EXERCISE AIM
Give back the full material, exactly as it reads.

DATA LISTING
--
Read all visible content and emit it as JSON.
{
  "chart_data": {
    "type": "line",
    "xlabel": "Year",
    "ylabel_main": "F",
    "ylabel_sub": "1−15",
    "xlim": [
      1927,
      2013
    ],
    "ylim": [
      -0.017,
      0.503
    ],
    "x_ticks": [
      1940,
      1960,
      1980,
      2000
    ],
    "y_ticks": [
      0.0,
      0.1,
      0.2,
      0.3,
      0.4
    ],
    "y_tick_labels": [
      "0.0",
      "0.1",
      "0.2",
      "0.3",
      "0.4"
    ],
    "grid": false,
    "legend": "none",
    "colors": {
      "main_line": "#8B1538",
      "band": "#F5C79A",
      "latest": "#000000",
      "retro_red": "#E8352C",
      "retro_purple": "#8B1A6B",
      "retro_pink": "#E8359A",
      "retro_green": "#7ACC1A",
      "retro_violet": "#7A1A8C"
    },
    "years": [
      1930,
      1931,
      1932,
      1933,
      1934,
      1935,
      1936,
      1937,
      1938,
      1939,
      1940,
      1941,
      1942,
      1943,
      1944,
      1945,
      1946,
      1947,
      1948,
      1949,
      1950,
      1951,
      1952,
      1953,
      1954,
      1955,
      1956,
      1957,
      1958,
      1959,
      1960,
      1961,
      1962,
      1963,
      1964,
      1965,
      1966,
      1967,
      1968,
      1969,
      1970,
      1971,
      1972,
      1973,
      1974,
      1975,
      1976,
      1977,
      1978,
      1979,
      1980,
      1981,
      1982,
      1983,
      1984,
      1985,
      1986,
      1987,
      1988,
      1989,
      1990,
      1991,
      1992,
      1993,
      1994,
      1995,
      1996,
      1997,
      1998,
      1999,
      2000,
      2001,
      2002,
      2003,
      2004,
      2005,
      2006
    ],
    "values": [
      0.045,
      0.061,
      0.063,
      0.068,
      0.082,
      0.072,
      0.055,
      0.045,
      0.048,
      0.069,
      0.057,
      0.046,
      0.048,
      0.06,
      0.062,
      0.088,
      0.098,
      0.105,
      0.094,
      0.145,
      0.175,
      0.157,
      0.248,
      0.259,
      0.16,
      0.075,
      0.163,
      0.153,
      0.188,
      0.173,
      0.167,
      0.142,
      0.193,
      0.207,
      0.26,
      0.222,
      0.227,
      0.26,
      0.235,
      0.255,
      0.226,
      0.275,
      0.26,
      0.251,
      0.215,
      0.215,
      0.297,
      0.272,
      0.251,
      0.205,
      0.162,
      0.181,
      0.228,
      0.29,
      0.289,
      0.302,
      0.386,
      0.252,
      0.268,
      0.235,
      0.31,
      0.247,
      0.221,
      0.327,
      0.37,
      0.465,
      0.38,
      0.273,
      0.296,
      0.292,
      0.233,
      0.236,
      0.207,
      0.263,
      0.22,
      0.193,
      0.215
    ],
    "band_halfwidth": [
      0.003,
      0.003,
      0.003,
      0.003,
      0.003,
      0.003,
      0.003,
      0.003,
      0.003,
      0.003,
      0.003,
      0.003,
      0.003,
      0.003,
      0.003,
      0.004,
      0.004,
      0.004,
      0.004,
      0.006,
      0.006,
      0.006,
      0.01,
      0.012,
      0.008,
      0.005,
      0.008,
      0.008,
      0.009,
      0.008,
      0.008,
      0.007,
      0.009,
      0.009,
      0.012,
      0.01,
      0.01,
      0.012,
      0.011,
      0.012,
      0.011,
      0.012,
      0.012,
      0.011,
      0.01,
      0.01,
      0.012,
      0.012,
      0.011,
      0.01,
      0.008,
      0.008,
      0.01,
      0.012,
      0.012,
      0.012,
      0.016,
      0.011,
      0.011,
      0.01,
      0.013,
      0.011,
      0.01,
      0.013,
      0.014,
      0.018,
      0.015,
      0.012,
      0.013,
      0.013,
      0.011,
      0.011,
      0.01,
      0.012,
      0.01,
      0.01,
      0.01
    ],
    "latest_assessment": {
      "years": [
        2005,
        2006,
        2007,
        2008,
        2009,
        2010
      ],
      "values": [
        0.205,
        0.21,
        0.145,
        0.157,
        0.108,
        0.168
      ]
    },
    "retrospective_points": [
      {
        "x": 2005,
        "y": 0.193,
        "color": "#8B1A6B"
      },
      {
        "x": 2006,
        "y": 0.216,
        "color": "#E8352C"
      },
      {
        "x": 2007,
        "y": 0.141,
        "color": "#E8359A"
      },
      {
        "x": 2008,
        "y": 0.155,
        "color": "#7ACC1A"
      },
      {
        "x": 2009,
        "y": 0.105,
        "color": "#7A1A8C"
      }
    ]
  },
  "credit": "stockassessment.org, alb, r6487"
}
--
RESULT OF THE TASK
Read all visible content and emit it as JSON.
{
  "chart_data": {
    "type": "line",
    "xlabel": "Year",
    "ylabel_main": "F",
    "ylabel_sub": "1−15",
    "xlim": [
      1927,
      2013
    ],
    "ylim": [
      -0.017,
      0.503
    ],
    "x_ticks": [
      1940,
      1960,
      1980,
      2000
    ],
    "y_ticks": [
      0.0,
      0.1,
      0.2,
      0.3,
      0.4
    ],
    "y_tick_labels": [
      "0.0",
      "0.1",
      "0.2",
      "0.3",
      "0.4"
    ],
    "grid": false,
    "legend": "none",
    "colors": {
      "main_line": "#8B1538",
      "band": "#F5C79A",
      "latest": "#000000",
      "retro_red": "#E8352C",
      "retro_purple": "#8B1A6B",
      "retro_pink": "#E8359A",
      "retro_green": "#7ACC1A",
      "retro_violet": "#7A1A8C"
    },
    "years": [
      1930,
      1931,
      1932,
      1933,
      1934,
      1935,
      1936,
      1937,
      1938,
      1939,
      1940,
      1941,
      1942,
      1943,
      1944,
      1945,
      1946,
      1947,
      1948,
      1949,
      1950,
      1951,
      1952,
      1953,
      1954,
      1955,
      1956,
      1957,
      1958,
      1959,
      1960,
      1961,
      1962,
      1963,
      1964,
      1965,
      1966,
      1967,
      1968,
      1969,
      1970,
      1971,
      1972,
      1973,
      1974,
      1975,
      1976,
      1977,
      1978,
      1979,
      1980,
      1981,
      1982,
      1983,
      1984,
      1985,
      1986,
      1987,
      1988,
      1989,
      1990,
      1991,
      1992,
      1993,
      1994,
      1995,
      1996,
      1997,
      1998,
      1999,
      2000,
      2001,
      2002,
      2003,
      2004,
      2005,
      2006
    ],
    "values": [
      0.045,
      0.061,
      0.063,
      0.068,
      0.082,
      0.072,
      0.055,
      0.045,
      0.048,
      0.069,
      0.057,
      0.046,
      0.048,
      0.06,
      0.062,
      0.088,
      0.098,
      0.105,
      0.094,
      0.145,
      0.175,
      0.157,
      0.248,
      0.259,
      0.16,
      0.075,
      0.163,
      0.153,
      0.188,
      0.173,
      0.167,
      0.142,
      0.193,
      0.207,
      0.26,
      0.222,
      0.227,
      0.26,
      0.235,
      0.255,
      0.226,
      0.275,
      0.26,
      0.251,
      0.215,
      0.215,
      0.297,
      0.272,
      0.251,
      0.205,
      0.162,
      0.181,
      0.228,
      0.29,
      0.289,
      0.302,
      0.386,
      0.252,
      0.268,
      0.235,
      0.31,
      0.247,
      0.221,
      0.327,
      0.37,
      0.465,
      0.38,
      0.273,
      0.296,
      0.292,
      0.233,
      0.236,
      0.207,
      0.263,
      0.22,
      0.193,
      0.215
    ],
    "band_halfwidth": [
      0.003,
      0.003,
      0.003,
      0.003,
      0.003,
      0.003,
      0.003,
      0.003,
      0.003,
      0.003,
      0.003,
      0.003,
      0.003,
      0.003,
      0.003,
      0.004,
      0.004,
      0.004,
      0.004,
      0.006,
      0.006,
      0.006,
      0.01,
      0.012,
      0.008,
      0.005,
      0.008,
      0.008,
      0.009,
      0.008,
      0.008,
      0.007,
      0.009,
      0.009,
      0.012,
      0.01,
      0.01,
      0.012,
      0.011,
      0.012,
      0.011,
      0.012,
      0.012,
      0.011,
      0.01,
      0.01,
      0.012,
      0.012,
      0.011,
      0.01,
      0.008,
      0.008,
      0.01,
      0.012,
      0.012,
      0.012,
      0.016,
      0.011,
      0.011,
      0.01,
      0.013,
      0.011,
      0.01,
      0.013,
      0.014,
      0.018,
      0.015,
      0.012,
      0.013,
      0.013,
      0.011,
      0.011,
      0.01,
      0.012,
      0.01,
      0.01,
      0.01
    ],
    "latest_assessment": {
      "years": [
        2005,
        2006,
        2007,
        2008,
        2009,
        2010
      ],
      "values": [
        0.205,
        0.21,
        0.145,
        0.157,
        0.108,
        0.168
      ]
    },
    "retrospective_points": [
      {
        "x": 2005,
        "y": 0.193,
        "color": "#8B1A6B"
      },
      {
        "x": 2006,
        "y": 0.216,
        "color": "#E8352C"
      },
      {
        "x": 2007,
        "y": 0.141,
        "color": "#E8359A"
      },
      {
        "x": 2008,
        "y": 0.155,
        "color": "#7ACC1A"
      },
      {
        "x": 2009,
        "y": 0.105,
        "color": "#7A1A8C"
      }
    ]
  },
  "credit": "stockassessment.org, alb, r6487"
}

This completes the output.